Wherever the word "description" appears in a line, extract that line.

Provided information:
==================================================

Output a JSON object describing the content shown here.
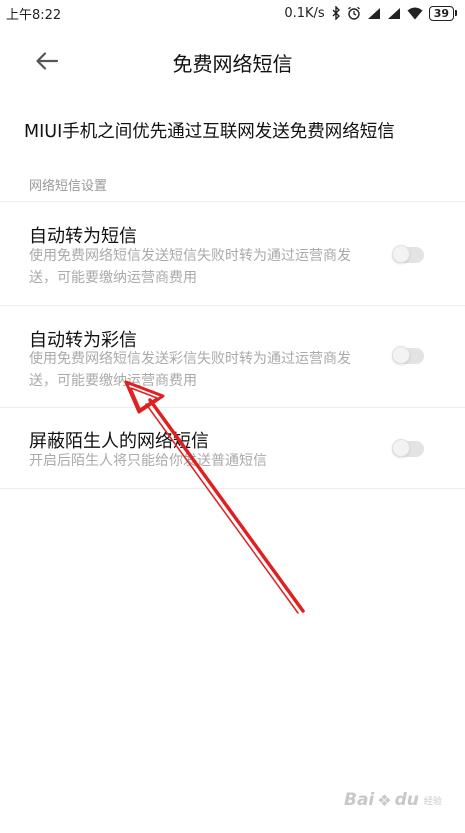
{
  "status_bar": {
    "time": "上午8:22",
    "net_speed": "0.1K/s",
    "battery": "39",
    "icons": [
      "bluetooth-icon",
      "alarm-icon",
      "signal-icon",
      "signal-icon",
      "wifi-icon",
      "battery-icon"
    ]
  },
  "header": {
    "back_icon": "arrow-left-icon",
    "title": "免费网络短信"
  },
  "intro_text": "MIUI手机之间优先通过互联网发送免费网络短信",
  "section_header": "网络短信设置",
  "settings": [
    {
      "title": "自动转为短信",
      "description": "使用免费网络短信发送短信失败时转为通过运营商发送，可能要缴纳运营商费用",
      "enabled": false
    },
    {
      "title": "自动转为彩信",
      "description": "使用免费网络短信发送彩信失败时转为通过运营商发送，可能要缴纳运营商费用",
      "enabled": false
    },
    {
      "title": "屏蔽陌生人的网络短信",
      "description": "开启后陌生人将只能给你发送普通短信",
      "enabled": false
    }
  ],
  "annotation": {
    "arrow_color": "#e02020"
  },
  "watermark": {
    "brand": "Bai",
    "brand_tail": "du",
    "sub": "经验"
  },
  "colors": {
    "divider": "#ececec",
    "secondary_text": "#aaaaaa",
    "toggle_off": "#e3e3e3"
  }
}
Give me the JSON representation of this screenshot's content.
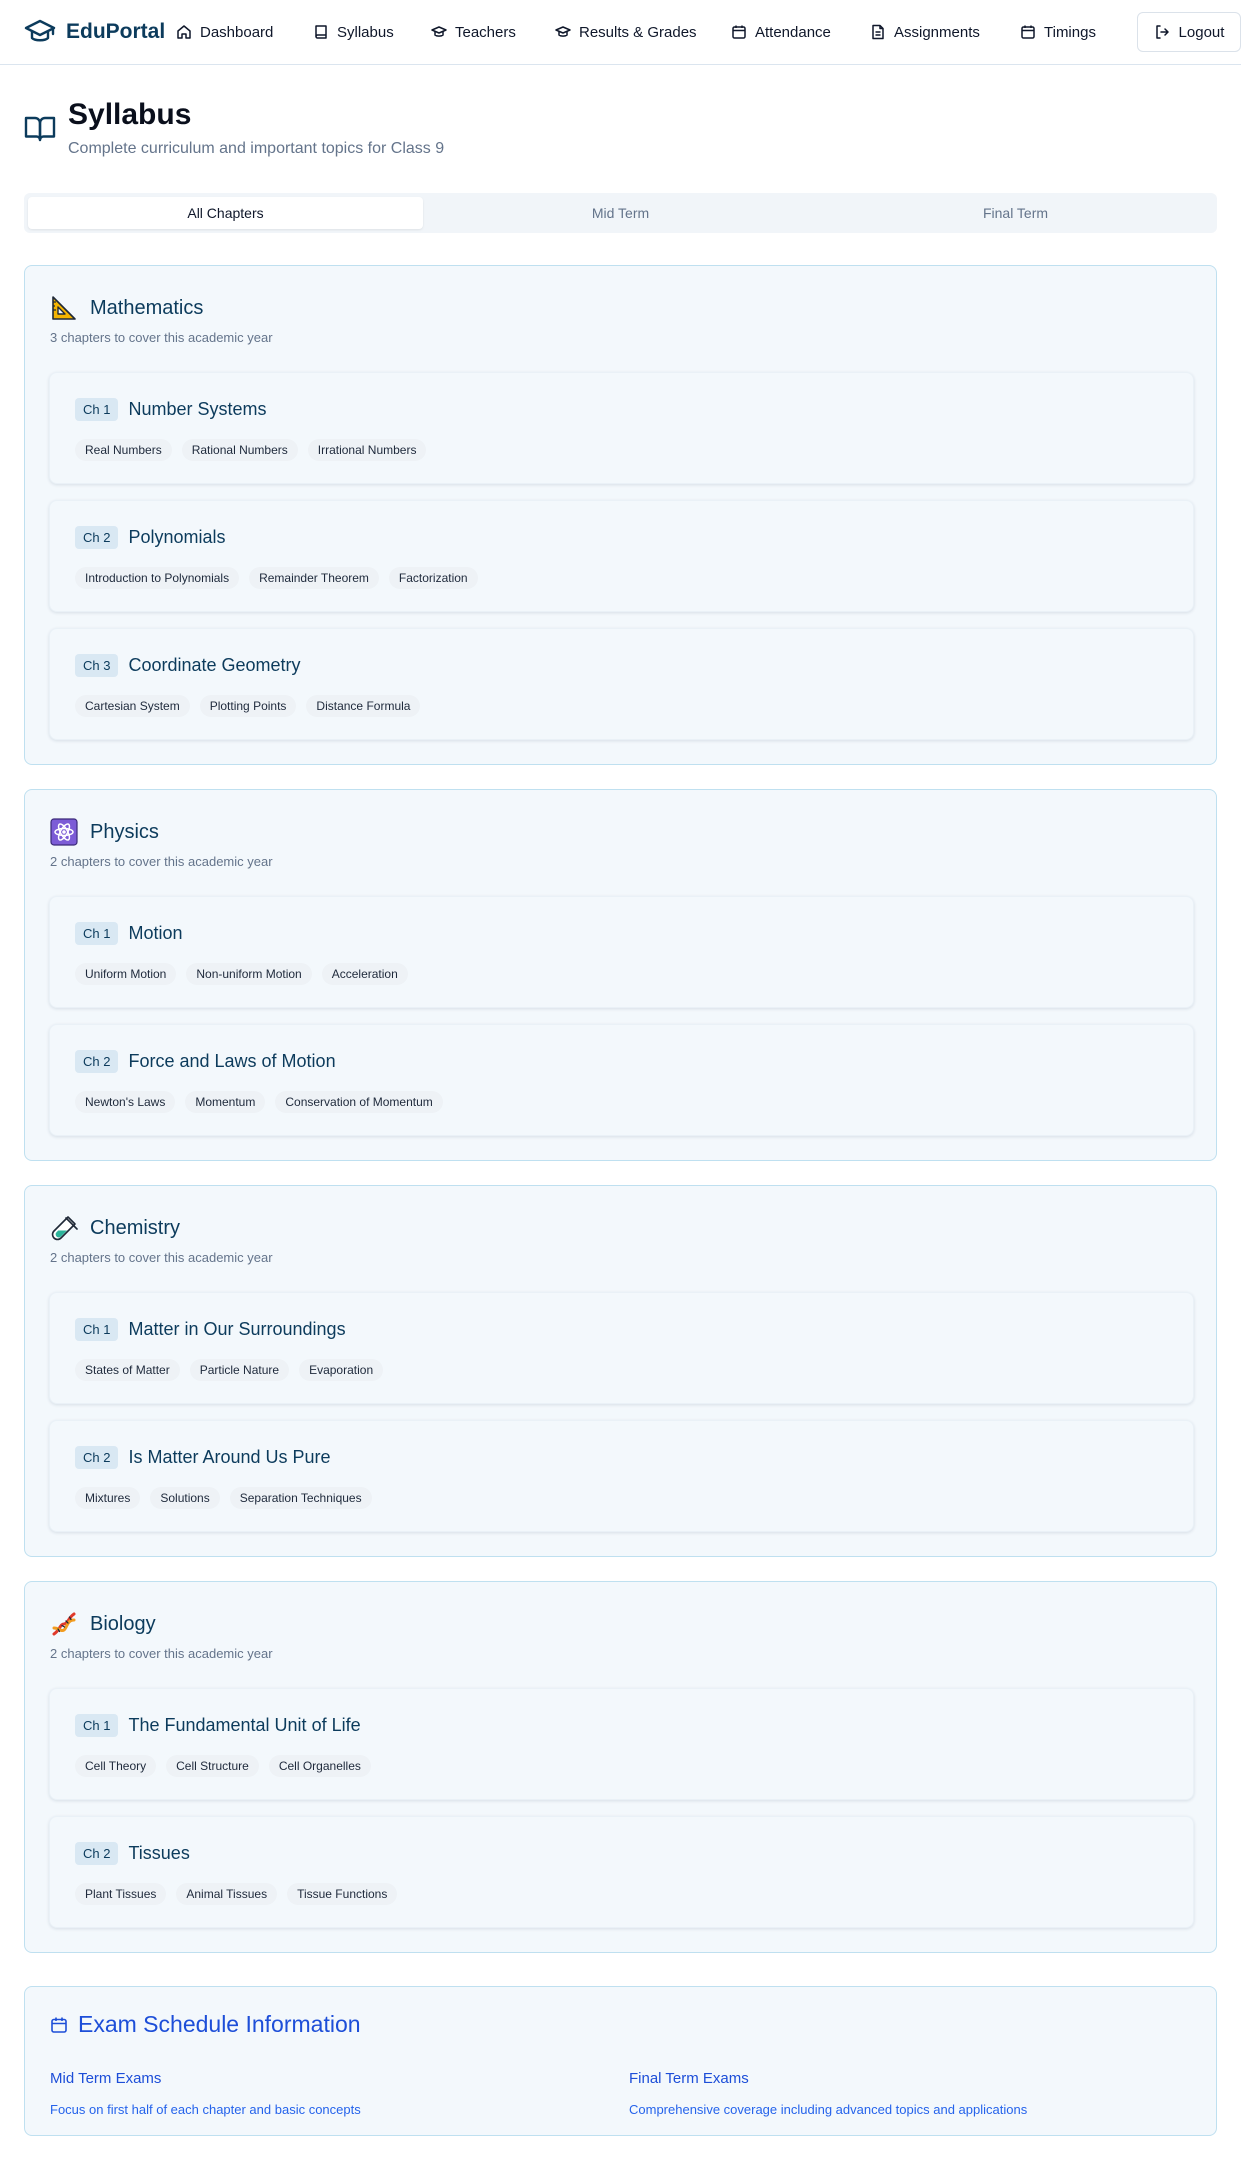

==================================================

Written answer:
      "description": "使用免费网络短信发送短信失败时转为通过运营商发送，可能要缴纳运营商费用",
      "description": "使用免费网络短信发送彩信失败时转为通过运营商发送，可能要缴纳运营商费用",
      "description": "开启后陌生人将只能给你发送普通短信",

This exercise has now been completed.